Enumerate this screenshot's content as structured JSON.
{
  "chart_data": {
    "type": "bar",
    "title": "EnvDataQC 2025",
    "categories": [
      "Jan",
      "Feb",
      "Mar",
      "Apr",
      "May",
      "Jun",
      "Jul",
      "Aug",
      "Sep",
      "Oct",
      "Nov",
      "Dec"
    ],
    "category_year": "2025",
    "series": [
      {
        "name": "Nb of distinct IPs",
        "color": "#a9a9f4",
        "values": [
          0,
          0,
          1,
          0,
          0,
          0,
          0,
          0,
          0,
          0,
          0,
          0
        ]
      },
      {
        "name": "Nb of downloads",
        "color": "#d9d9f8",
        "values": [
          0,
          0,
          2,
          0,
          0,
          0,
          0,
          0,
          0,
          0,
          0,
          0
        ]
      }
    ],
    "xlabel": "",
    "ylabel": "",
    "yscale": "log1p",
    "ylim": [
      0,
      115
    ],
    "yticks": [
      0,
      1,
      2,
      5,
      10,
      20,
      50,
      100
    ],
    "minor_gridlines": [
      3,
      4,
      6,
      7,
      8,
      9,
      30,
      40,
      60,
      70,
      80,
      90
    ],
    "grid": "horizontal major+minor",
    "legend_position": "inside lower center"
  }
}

> [WHAT TO DO]: Retype every entry word for word.

> [REPLY]:
Enumerate this screenshot's content as structured JSON.
{
  "chart_data": {
    "type": "bar",
    "title": "EnvDataQC 2025",
    "categories": [
      "Jan",
      "Feb",
      "Mar",
      "Apr",
      "May",
      "Jun",
      "Jul",
      "Aug",
      "Sep",
      "Oct",
      "Nov",
      "Dec"
    ],
    "category_year": "2025",
    "series": [
      {
        "name": "Nb of distinct IPs",
        "color": "#a9a9f4",
        "values": [
          0,
          0,
          1,
          0,
          0,
          0,
          0,
          0,
          0,
          0,
          0,
          0
        ]
      },
      {
        "name": "Nb of downloads",
        "color": "#d9d9f8",
        "values": [
          0,
          0,
          2,
          0,
          0,
          0,
          0,
          0,
          0,
          0,
          0,
          0
        ]
      }
    ],
    "xlabel": "",
    "ylabel": "",
    "yscale": "log1p",
    "ylim": [
      0,
      115
    ],
    "yticks": [
      0,
      1,
      2,
      5,
      10,
      20,
      50,
      100
    ],
    "minor_gridlines": [
      3,
      4,
      6,
      7,
      8,
      9,
      30,
      40,
      60,
      70,
      80,
      90
    ],
    "grid": "horizontal major+minor",
    "legend_position": "inside lower center"
  }
}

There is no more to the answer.